Records from a collection:
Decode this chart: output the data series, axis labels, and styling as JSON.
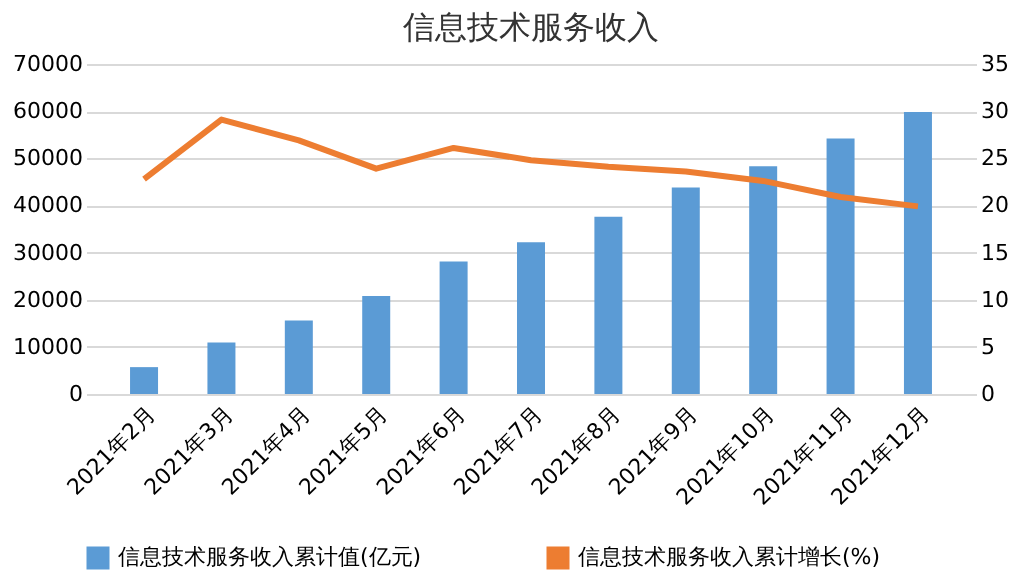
{
  "chart_data": {
    "type": "bar",
    "title": "信息技术服务收入",
    "categories": [
      "2021年2月",
      "2021年3月",
      "2021年4月",
      "2021年5月",
      "2021年6月",
      "2021年7月",
      "2021年8月",
      "2021年9月",
      "2021年10月",
      "2021年11月",
      "2021年12月"
    ],
    "series": [
      {
        "name": "信息技术服务收入累计值(亿元)",
        "color": "#5b9bd5",
        "values": [
          5700,
          10900,
          15600,
          20800,
          28100,
          32200,
          37600,
          43800,
          48300,
          54200,
          59800
        ]
      },
      {
        "name": "信息技术服务收入累计增长(%)",
        "type": "line",
        "axis": "y2",
        "color": "#ed7d31",
        "values": [
          22.8,
          29.1,
          26.9,
          23.9,
          26.1,
          24.8,
          24.1,
          23.6,
          22.6,
          20.9,
          19.9
        ]
      }
    ],
    "ylim": [
      0,
      70000
    ],
    "yticks": [
      0,
      10000,
      20000,
      30000,
      40000,
      50000,
      60000,
      70000
    ],
    "y2lim": [
      0,
      35
    ],
    "y2ticks": [
      0,
      5,
      10,
      15,
      20,
      25,
      30,
      35
    ],
    "grid": "y",
    "legend": "bottom"
  }
}
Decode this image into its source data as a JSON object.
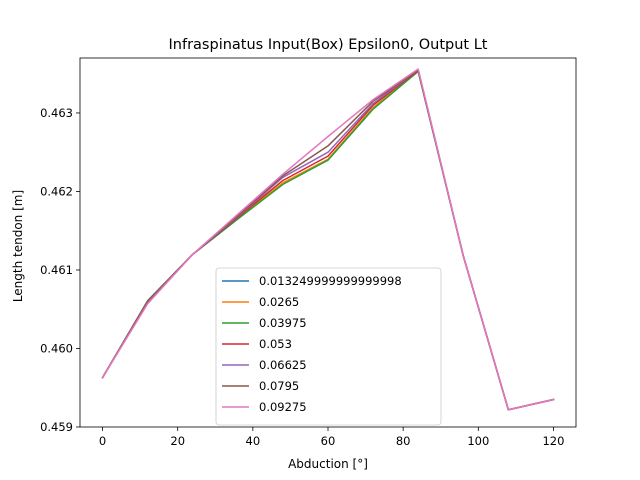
{
  "chart_data": {
    "type": "line",
    "title": "Infraspinatus Input(Box) Epsilon0, Output Lt",
    "xlabel": "Abduction [°]",
    "ylabel": "Length tendon [m]",
    "xlim": [
      -6,
      126
    ],
    "ylim": [
      0.459,
      0.4637
    ],
    "xticks": [
      0,
      20,
      40,
      60,
      80,
      100,
      120
    ],
    "xtick_labels": [
      "0",
      "20",
      "40",
      "60",
      "80",
      "100",
      "120"
    ],
    "yticks": [
      0.459,
      0.46,
      0.461,
      0.462,
      0.463
    ],
    "ytick_labels": [
      "0.459",
      "0.460",
      "0.461",
      "0.462",
      "0.463"
    ],
    "grid": false,
    "legend_position": "lower-center",
    "x": [
      0,
      12,
      24,
      36,
      48,
      60,
      72,
      84,
      96,
      108,
      120
    ],
    "series": [
      {
        "name": "0.013249999999999998",
        "color": "#1f77b4",
        "values": [
          0.45963,
          0.4606,
          0.4612,
          0.46165,
          0.4621,
          0.4624,
          0.46305,
          0.46353,
          0.46118,
          0.45922,
          0.45935
        ]
      },
      {
        "name": "0.0265",
        "color": "#ff7f0e",
        "values": [
          0.45963,
          0.4606,
          0.4612,
          0.46166,
          0.46211,
          0.46241,
          0.46307,
          0.46354,
          0.46118,
          0.45922,
          0.45935
        ]
      },
      {
        "name": "0.03975",
        "color": "#2ca02c",
        "values": [
          0.45963,
          0.46061,
          0.4612,
          0.46165,
          0.46209,
          0.4624,
          0.46305,
          0.46353,
          0.46118,
          0.45922,
          0.45935
        ]
      },
      {
        "name": "0.053",
        "color": "#d62728",
        "values": [
          0.45963,
          0.4606,
          0.4612,
          0.46167,
          0.46214,
          0.46245,
          0.4631,
          0.46354,
          0.46118,
          0.45922,
          0.45935
        ]
      },
      {
        "name": "0.06625",
        "color": "#9467bd",
        "values": [
          0.45963,
          0.46059,
          0.4612,
          0.46168,
          0.46218,
          0.4625,
          0.46312,
          0.46355,
          0.46118,
          0.45922,
          0.45935
        ]
      },
      {
        "name": "0.0795",
        "color": "#8c564b",
        "values": [
          0.45963,
          0.46058,
          0.4612,
          0.46169,
          0.4622,
          0.46258,
          0.46315,
          0.46355,
          0.46118,
          0.45922,
          0.45935
        ]
      },
      {
        "name": "0.09275",
        "color": "#e377c2",
        "values": [
          0.45963,
          0.46057,
          0.4612,
          0.46171,
          0.46222,
          0.4627,
          0.46317,
          0.46356,
          0.46118,
          0.45922,
          0.45935
        ]
      }
    ]
  }
}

WHAT THE TASK REQUIRES:
Exclude the pictures and transcribe all of the entries exactly.

COMPLETED TASK:
Decode this chart: output the data series, axis labels, and styling as JSON.
{
  "chart_data": {
    "type": "bar",
    "title": "信息技术服务收入",
    "categories": [
      "2021年2月",
      "2021年3月",
      "2021年4月",
      "2021年5月",
      "2021年6月",
      "2021年7月",
      "2021年8月",
      "2021年9月",
      "2021年10月",
      "2021年11月",
      "2021年12月"
    ],
    "series": [
      {
        "name": "信息技术服务收入累计值(亿元)",
        "color": "#5b9bd5",
        "values": [
          5700,
          10900,
          15600,
          20800,
          28100,
          32200,
          37600,
          43800,
          48300,
          54200,
          59800
        ]
      },
      {
        "name": "信息技术服务收入累计增长(%)",
        "type": "line",
        "axis": "y2",
        "color": "#ed7d31",
        "values": [
          22.8,
          29.1,
          26.9,
          23.9,
          26.1,
          24.8,
          24.1,
          23.6,
          22.6,
          20.9,
          19.9
        ]
      }
    ],
    "ylim": [
      0,
      70000
    ],
    "yticks": [
      0,
      10000,
      20000,
      30000,
      40000,
      50000,
      60000,
      70000
    ],
    "y2lim": [
      0,
      35
    ],
    "y2ticks": [
      0,
      5,
      10,
      15,
      20,
      25,
      30,
      35
    ],
    "grid": "y",
    "legend": "bottom"
  }
}
Decode this image into its source data as a JSON object.
{
  "chart_data": {
    "type": "line",
    "title": "Infraspinatus Input(Box) Epsilon0, Output Lt",
    "xlabel": "Abduction [°]",
    "ylabel": "Length tendon [m]",
    "xlim": [
      -6,
      126
    ],
    "ylim": [
      0.459,
      0.4637
    ],
    "xticks": [
      0,
      20,
      40,
      60,
      80,
      100,
      120
    ],
    "xtick_labels": [
      "0",
      "20",
      "40",
      "60",
      "80",
      "100",
      "120"
    ],
    "yticks": [
      0.459,
      0.46,
      0.461,
      0.462,
      0.463
    ],
    "ytick_labels": [
      "0.459",
      "0.460",
      "0.461",
      "0.462",
      "0.463"
    ],
    "grid": false,
    "legend_position": "lower-center",
    "x": [
      0,
      12,
      24,
      36,
      48,
      60,
      72,
      84,
      96,
      108,
      120
    ],
    "series": [
      {
        "name": "0.013249999999999998",
        "color": "#1f77b4",
        "values": [
          0.45963,
          0.4606,
          0.4612,
          0.46165,
          0.4621,
          0.4624,
          0.46305,
          0.46353,
          0.46118,
          0.45922,
          0.45935
        ]
      },
      {
        "name": "0.0265",
        "color": "#ff7f0e",
        "values": [
          0.45963,
          0.4606,
          0.4612,
          0.46166,
          0.46211,
          0.46241,
          0.46307,
          0.46354,
          0.46118,
          0.45922,
          0.45935
        ]
      },
      {
        "name": "0.03975",
        "color": "#2ca02c",
        "values": [
          0.45963,
          0.46061,
          0.4612,
          0.46165,
          0.46209,
          0.4624,
          0.46305,
          0.46353,
          0.46118,
          0.45922,
          0.45935
        ]
      },
      {
        "name": "0.053",
        "color": "#d62728",
        "values": [
          0.45963,
          0.4606,
          0.4612,
          0.46167,
          0.46214,
          0.46245,
          0.4631,
          0.46354,
          0.46118,
          0.45922,
          0.45935
        ]
      },
      {
        "name": "0.06625",
        "color": "#9467bd",
        "values": [
          0.45963,
          0.46059,
          0.4612,
          0.46168,
          0.46218,
          0.4625,
          0.46312,
          0.46355,
          0.46118,
          0.45922,
          0.45935
        ]
      },
      {
        "name": "0.0795",
        "color": "#8c564b",
        "values": [
          0.45963,
          0.46058,
          0.4612,
          0.46169,
          0.4622,
          0.46258,
          0.46315,
          0.46355,
          0.46118,
          0.45922,
          0.45935
        ]
      },
      {
        "name": "0.09275",
        "color": "#e377c2",
        "values": [
          0.45963,
          0.46057,
          0.4612,
          0.46171,
          0.46222,
          0.4627,
          0.46317,
          0.46356,
          0.46118,
          0.45922,
          0.45935
        ]
      }
    ]
  }
}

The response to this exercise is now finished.